--- Provided entries ---
..............................
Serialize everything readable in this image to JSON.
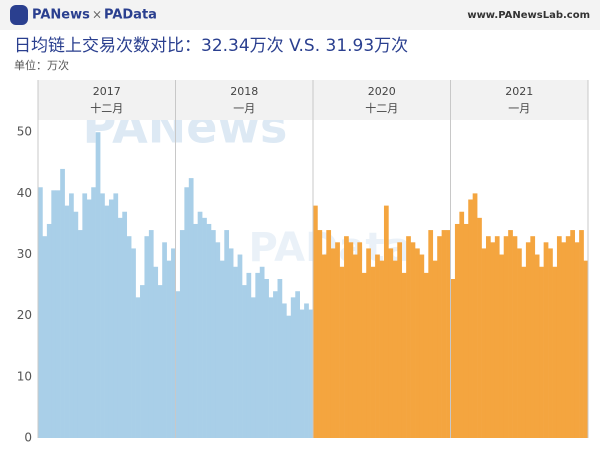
{
  "header": {
    "brand1": "PANews",
    "cross": "×",
    "brand2": "PAData",
    "site": "www.PANewsLab.com"
  },
  "chart_data": {
    "type": "bar",
    "title": "日均链上交易次数对比：32.34万次 V.S. 31.93万次",
    "subtitle": "单位：万次",
    "watermarks": [
      "PANews",
      "PAData"
    ],
    "ylim": [
      0,
      52
    ],
    "yticks": [
      0,
      10,
      20,
      30,
      40,
      50
    ],
    "panels": [
      {
        "year": "2017",
        "month": "十二月",
        "color": "#a9cfe8",
        "values": [
          41,
          33,
          35,
          40.5,
          40.5,
          44,
          38,
          40,
          37,
          34,
          40,
          39,
          41,
          50,
          40,
          38,
          39,
          40,
          36,
          37,
          33,
          31,
          23,
          25,
          33,
          34,
          28,
          25,
          32,
          29,
          31
        ]
      },
      {
        "year": "2018",
        "month": "一月",
        "color": "#a9cfe8",
        "values": [
          24,
          34,
          41,
          42.5,
          35,
          37,
          36,
          35,
          34,
          32,
          29,
          34,
          31,
          28,
          30,
          25,
          27,
          23,
          27,
          28,
          26,
          23,
          24,
          26,
          22,
          20,
          23,
          24,
          21,
          22,
          21
        ]
      },
      {
        "year": "2020",
        "month": "十二月",
        "color": "#f4a53f",
        "values": [
          38,
          34,
          30,
          34,
          31,
          32,
          28,
          33,
          32,
          30,
          32,
          27,
          31,
          28,
          30,
          29,
          38,
          31,
          29,
          32,
          27,
          33,
          32,
          31,
          30,
          27,
          34,
          29,
          33,
          34,
          34
        ]
      },
      {
        "year": "2021",
        "month": "一月",
        "color": "#f4a53f",
        "values": [
          26,
          35,
          37,
          35,
          39,
          40,
          36,
          31,
          33,
          32,
          33,
          30,
          33,
          34,
          33,
          31,
          28,
          32,
          33,
          30,
          28,
          32,
          31,
          28,
          33,
          32,
          33,
          34,
          32,
          34,
          29
        ]
      }
    ]
  }
}
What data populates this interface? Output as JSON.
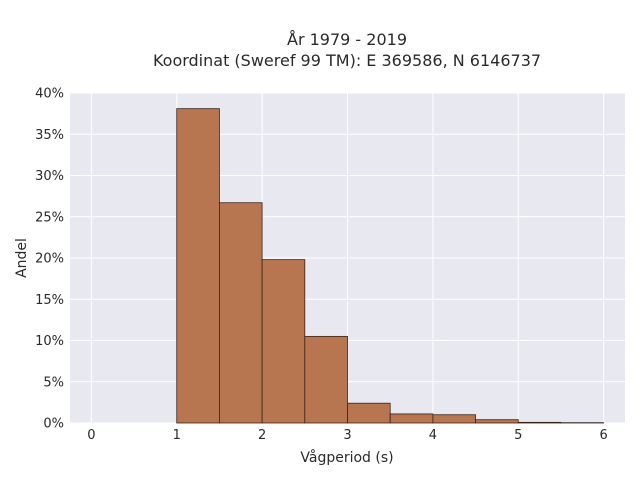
{
  "chart_data": {
    "type": "bar",
    "title_lines": [
      "År 1979 - 2019",
      "Koordinat (Sweref 99 TM): E 369586, N 6146737"
    ],
    "xlabel": "Vågperiod (s)",
    "ylabel": "Andel",
    "xlim": [
      -0.25,
      6.25
    ],
    "ylim": [
      0,
      0.4
    ],
    "x_ticks": [
      0,
      1,
      2,
      3,
      4,
      5,
      6
    ],
    "y_ticks": [
      0,
      0.05,
      0.1,
      0.15,
      0.2,
      0.25,
      0.3,
      0.35,
      0.4
    ],
    "y_tick_labels": [
      "0%",
      "5%",
      "10%",
      "15%",
      "20%",
      "25%",
      "30%",
      "35%",
      "40%"
    ],
    "bins": [
      {
        "x0": 1.0,
        "x1": 1.5,
        "value": 0.381
      },
      {
        "x0": 1.5,
        "x1": 2.0,
        "value": 0.267
      },
      {
        "x0": 2.0,
        "x1": 2.5,
        "value": 0.198
      },
      {
        "x0": 2.5,
        "x1": 3.0,
        "value": 0.105
      },
      {
        "x0": 3.0,
        "x1": 3.5,
        "value": 0.024
      },
      {
        "x0": 3.5,
        "x1": 4.0,
        "value": 0.011
      },
      {
        "x0": 4.0,
        "x1": 4.5,
        "value": 0.01
      },
      {
        "x0": 4.5,
        "x1": 5.0,
        "value": 0.004
      },
      {
        "x0": 5.0,
        "x1": 5.5,
        "value": 0.0008
      },
      {
        "x0": 5.5,
        "x1": 6.0,
        "value": 0.0004
      }
    ],
    "grid": true,
    "colors": {
      "bar_fill": "#b87650",
      "bar_stroke": "#3a2418",
      "plot_background": "#e8e8f1",
      "grid": "#ffffff"
    }
  }
}
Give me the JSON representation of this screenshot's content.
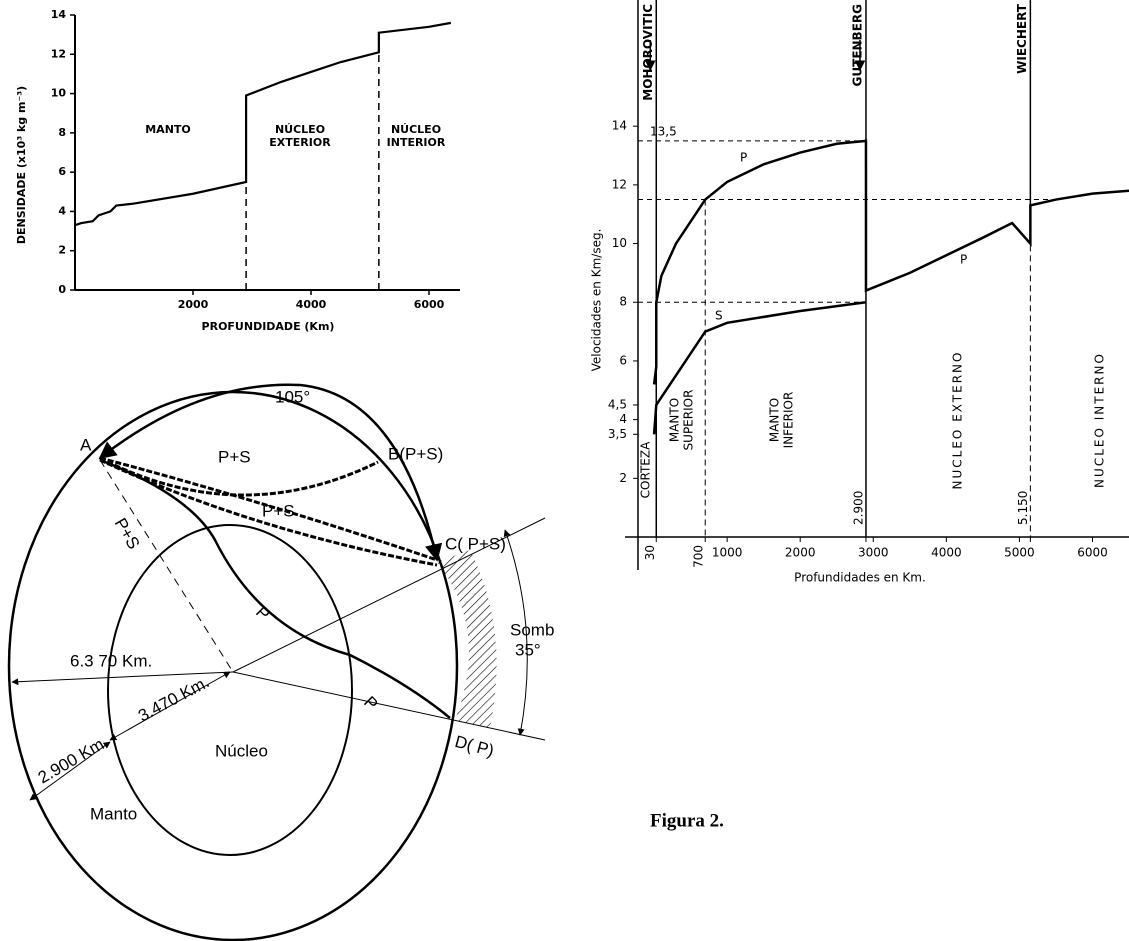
{
  "chart_data": [
    {
      "type": "line",
      "y_label": "DENSIDADE (x10³ kg m⁻³)",
      "x_label": "PROFUNDIDADE (Km)",
      "annotations": [
        "MANTO",
        "NÚCLEO",
        "EXTERIOR",
        "NÚCLEO",
        "INTERIOR"
      ],
      "x": [
        0,
        100,
        300,
        400,
        500,
        600,
        700,
        1000,
        2000,
        2900,
        2900,
        3500,
        4000,
        4500,
        5150,
        5150,
        6000,
        6371
      ],
      "values": [
        3.3,
        3.4,
        3.5,
        3.8,
        3.9,
        4.0,
        4.3,
        4.4,
        4.9,
        5.5,
        9.9,
        10.6,
        11.1,
        11.6,
        12.1,
        13.1,
        13.4,
        13.6
      ],
      "color": "#000000",
      "boundaries": [
        2900,
        5150
      ],
      "xlim": [
        0,
        6500
      ],
      "ylim": [
        0,
        14
      ],
      "xticks": [
        2000,
        4000,
        6000
      ],
      "yticks": [
        0,
        2,
        4,
        6,
        8,
        10,
        12,
        14
      ]
    },
    {
      "type": "line",
      "y_label": "Velocidades en Km/seg.",
      "x_label": "Profundidades en Km.",
      "series": [
        {
          "name": "P",
          "color": "#000000",
          "x": [
            0,
            30,
            30,
            100,
            300,
            700,
            1000,
            1500,
            2000,
            2500,
            2900,
            2900,
            3500,
            4000,
            4500,
            4900,
            5150,
            5150,
            5500,
            6000,
            6500
          ],
          "values": [
            5.2,
            5.8,
            8.0,
            8.9,
            10.0,
            11.5,
            12.1,
            12.7,
            13.1,
            13.4,
            13.5,
            8.4,
            9.0,
            9.6,
            10.2,
            10.7,
            10.0,
            11.3,
            11.5,
            11.7,
            11.8
          ]
        },
        {
          "name": "S",
          "color": "#000000",
          "x": [
            0,
            30,
            700,
            1000,
            2000,
            2900
          ],
          "values": [
            3.5,
            4.5,
            7.0,
            7.3,
            7.7,
            8.0
          ]
        }
      ],
      "reference_lines": [
        {
          "value": 13.5,
          "label": "13,5"
        },
        11.5,
        8
      ],
      "boundaries": [
        {
          "value": 30,
          "label": "MOHOROVITIC"
        },
        {
          "value": 2900,
          "label": "GUTENBERG"
        },
        {
          "value": 5150,
          "label": "WIECHERT"
        }
      ],
      "dashed_lines": [
        700
      ],
      "regions": [
        [
          "CORTEZA"
        ],
        [
          "MANTO",
          "SUPERIOR"
        ],
        [
          "MANTO",
          "INFERIOR"
        ],
        [
          "NUCLEO EXTERNO"
        ],
        [
          "NUCLEO INTERNO"
        ]
      ],
      "xlim": [
        -220,
        6500
      ],
      "ylim": [
        0,
        18.3
      ],
      "xticks": [
        30,
        700,
        1000,
        2000,
        {
          "value": 2900,
          "label": "2.900"
        },
        3000,
        4000,
        5000,
        {
          "value": 5150,
          "label": "5.150"
        },
        6000
      ],
      "yticks": [
        2,
        {
          "value": 3.5,
          "label": "3,5"
        },
        4,
        {
          "value": 4.5,
          "label": "4,5"
        },
        6,
        8,
        10,
        12,
        14
      ]
    }
  ],
  "diagram": {
    "arc": "105°",
    "point_a": "A",
    "point_b": "B(P+S)",
    "point_c": "C( P+S)",
    "point_d": "D( P)",
    "ray_ps": "P+S",
    "ray_p": "P",
    "shadow": "Somb",
    "shadow_angle": "35°",
    "earth_radius": "6.3 70 Km.",
    "core_radius": "3.470 Km.",
    "mantle_depth": "2.900 Km",
    "core": "Núcleo",
    "mantle": "Manto"
  },
  "caption": "Figura 2."
}
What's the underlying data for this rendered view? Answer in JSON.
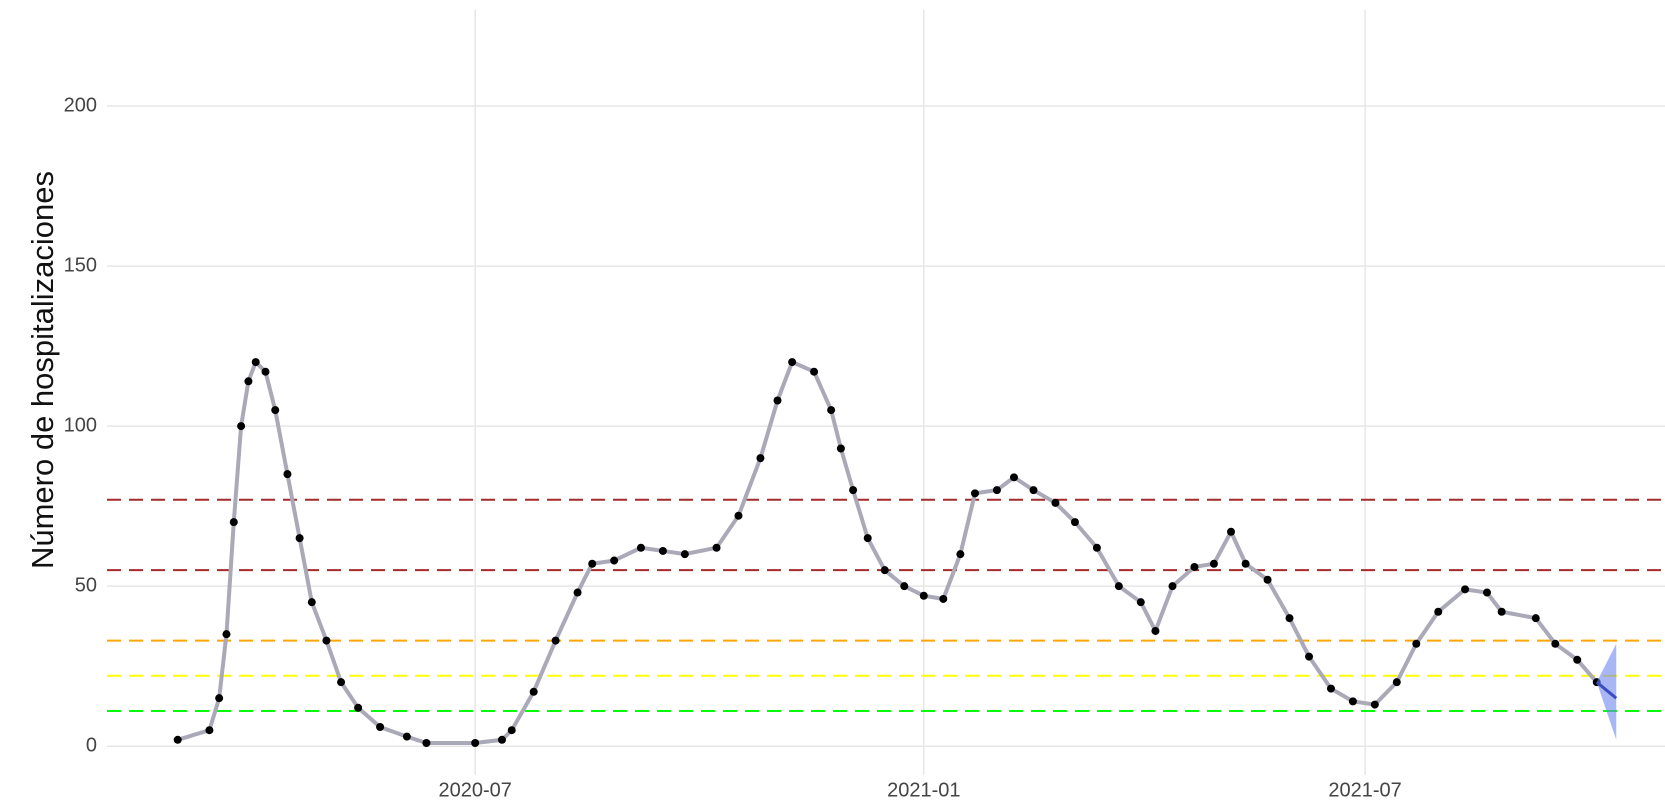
..............................
--- What the task asks ---
Go through the material above and print all of it exactly, except the pictures.

--- Solution ---
Serialize everything readable in this image to JSON.
{
  "header": {
    "brand1": "PANews",
    "cross": "×",
    "brand2": "PAData",
    "site": "www.PANewsLab.com"
  },
  "chart_data": {
    "type": "bar",
    "title": "日均链上交易次数对比：32.34万次 V.S. 31.93万次",
    "subtitle": "单位：万次",
    "watermarks": [
      "PANews",
      "PAData"
    ],
    "ylim": [
      0,
      52
    ],
    "yticks": [
      0,
      10,
      20,
      30,
      40,
      50
    ],
    "panels": [
      {
        "year": "2017",
        "month": "十二月",
        "color": "#a9cfe8",
        "values": [
          41,
          33,
          35,
          40.5,
          40.5,
          44,
          38,
          40,
          37,
          34,
          40,
          39,
          41,
          50,
          40,
          38,
          39,
          40,
          36,
          37,
          33,
          31,
          23,
          25,
          33,
          34,
          28,
          25,
          32,
          29,
          31
        ]
      },
      {
        "year": "2018",
        "month": "一月",
        "color": "#a9cfe8",
        "values": [
          24,
          34,
          41,
          42.5,
          35,
          37,
          36,
          35,
          34,
          32,
          29,
          34,
          31,
          28,
          30,
          25,
          27,
          23,
          27,
          28,
          26,
          23,
          24,
          26,
          22,
          20,
          23,
          24,
          21,
          22,
          21
        ]
      },
      {
        "year": "2020",
        "month": "十二月",
        "color": "#f4a53f",
        "values": [
          38,
          34,
          30,
          34,
          31,
          32,
          28,
          33,
          32,
          30,
          32,
          27,
          31,
          28,
          30,
          29,
          38,
          31,
          29,
          32,
          27,
          33,
          32,
          31,
          30,
          27,
          34,
          29,
          33,
          34,
          34
        ]
      },
      {
        "year": "2021",
        "month": "一月",
        "color": "#f4a53f",
        "values": [
          26,
          35,
          37,
          35,
          39,
          40,
          36,
          31,
          33,
          32,
          33,
          30,
          33,
          34,
          33,
          31,
          28,
          32,
          33,
          30,
          28,
          32,
          31,
          28,
          33,
          32,
          33,
          34,
          32,
          34,
          29
        ]
      }
    ]
  }
}
What data populates this interface? Output as JSON.
{
  "chart_data": {
    "type": "bar",
    "title_lines": [
      "År 1979 - 2019",
      "Koordinat (Sweref 99 TM): E 369586, N 6146737"
    ],
    "xlabel": "Vågperiod (s)",
    "ylabel": "Andel",
    "xlim": [
      -0.25,
      6.25
    ],
    "ylim": [
      0,
      0.4
    ],
    "x_ticks": [
      0,
      1,
      2,
      3,
      4,
      5,
      6
    ],
    "y_ticks": [
      0,
      0.05,
      0.1,
      0.15,
      0.2,
      0.25,
      0.3,
      0.35,
      0.4
    ],
    "y_tick_labels": [
      "0%",
      "5%",
      "10%",
      "15%",
      "20%",
      "25%",
      "30%",
      "35%",
      "40%"
    ],
    "bins": [
      {
        "x0": 1.0,
        "x1": 1.5,
        "value": 0.381
      },
      {
        "x0": 1.5,
        "x1": 2.0,
        "value": 0.267
      },
      {
        "x0": 2.0,
        "x1": 2.5,
        "value": 0.198
      },
      {
        "x0": 2.5,
        "x1": 3.0,
        "value": 0.105
      },
      {
        "x0": 3.0,
        "x1": 3.5,
        "value": 0.024
      },
      {
        "x0": 3.5,
        "x1": 4.0,
        "value": 0.011
      },
      {
        "x0": 4.0,
        "x1": 4.5,
        "value": 0.01
      },
      {
        "x0": 4.5,
        "x1": 5.0,
        "value": 0.004
      },
      {
        "x0": 5.0,
        "x1": 5.5,
        "value": 0.0008
      },
      {
        "x0": 5.5,
        "x1": 6.0,
        "value": 0.0004
      }
    ],
    "grid": true,
    "colors": {
      "bar_fill": "#b87650",
      "bar_stroke": "#3a2418",
      "plot_background": "#e8e8f1",
      "grid": "#ffffff"
    }
  }
}
Give me the JSON representation of this screenshot's content.
{
  "chart_data": [
    {
      "type": "line",
      "y_label": "DENSIDADE (x10³ kg m⁻³)",
      "x_label": "PROFUNDIDADE (Km)",
      "annotations": [
        "MANTO",
        "NÚCLEO",
        "EXTERIOR",
        "NÚCLEO",
        "INTERIOR"
      ],
      "x": [
        0,
        100,
        300,
        400,
        500,
        600,
        700,
        1000,
        2000,
        2900,
        2900,
        3500,
        4000,
        4500,
        5150,
        5150,
        6000,
        6371
      ],
      "values": [
        3.3,
        3.4,
        3.5,
        3.8,
        3.9,
        4.0,
        4.3,
        4.4,
        4.9,
        5.5,
        9.9,
        10.6,
        11.1,
        11.6,
        12.1,
        13.1,
        13.4,
        13.6
      ],
      "color": "#000000",
      "boundaries": [
        2900,
        5150
      ],
      "xlim": [
        0,
        6500
      ],
      "ylim": [
        0,
        14
      ],
      "xticks": [
        2000,
        4000,
        6000
      ],
      "yticks": [
        0,
        2,
        4,
        6,
        8,
        10,
        12,
        14
      ]
    },
    {
      "type": "line",
      "y_label": "Velocidades en Km/seg.",
      "x_label": "Profundidades en Km.",
      "series": [
        {
          "name": "P",
          "color": "#000000",
          "x": [
            0,
            30,
            30,
            100,
            300,
            700,
            1000,
            1500,
            2000,
            2500,
            2900,
            2900,
            3500,
            4000,
            4500,
            4900,
            5150,
            5150,
            5500,
            6000,
            6500
          ],
          "values": [
            5.2,
            5.8,
            8.0,
            8.9,
            10.0,
            11.5,
            12.1,
            12.7,
            13.1,
            13.4,
            13.5,
            8.4,
            9.0,
            9.6,
            10.2,
            10.7,
            10.0,
            11.3,
            11.5,
            11.7,
            11.8
          ]
        },
        {
          "name": "S",
          "color": "#000000",
          "x": [
            0,
            30,
            700,
            1000,
            2000,
            2900
          ],
          "values": [
            3.5,
            4.5,
            7.0,
            7.3,
            7.7,
            8.0
          ]
        }
      ],
      "reference_lines": [
        {
          "value": 13.5,
          "label": "13,5"
        },
        11.5,
        8
      ],
      "boundaries": [
        {
          "value": 30,
          "label": "MOHOROVITIC"
        },
        {
          "value": 2900,
          "label": "GUTENBERG"
        },
        {
          "value": 5150,
          "label": "WIECHERT"
        }
      ],
      "dashed_lines": [
        700
      ],
      "regions": [
        [
          "CORTEZA"
        ],
        [
          "MANTO",
          "SUPERIOR"
        ],
        [
          "MANTO",
          "INFERIOR"
        ],
        [
          "NUCLEO EXTERNO"
        ],
        [
          "NUCLEO INTERNO"
        ]
      ],
      "xlim": [
        -220,
        6500
      ],
      "ylim": [
        0,
        18.3
      ],
      "xticks": [
        30,
        700,
        1000,
        2000,
        {
          "value": 2900,
          "label": "2.900"
        },
        3000,
        4000,
        5000,
        {
          "value": 5150,
          "label": "5.150"
        },
        6000
      ],
      "yticks": [
        2,
        {
          "value": 3.5,
          "label": "3,5"
        },
        4,
        {
          "value": 4.5,
          "label": "4,5"
        },
        6,
        8,
        10,
        12,
        14
      ]
    }
  ],
  "diagram": {
    "arc": "105°",
    "point_a": "A",
    "point_b": "B(P+S)",
    "point_c": "C( P+S)",
    "point_d": "D( P)",
    "ray_ps": "P+S",
    "ray_p": "P",
    "shadow": "Somb",
    "shadow_angle": "35°",
    "earth_radius": "6.3 70 Km.",
    "core_radius": "3.470 Km.",
    "mantle_depth": "2.900 Km",
    "core": "Núcleo",
    "mantle": "Manto"
  },
  "caption": "Figura 2."
}
What's the underlying data for this rendered view? Answer in JSON.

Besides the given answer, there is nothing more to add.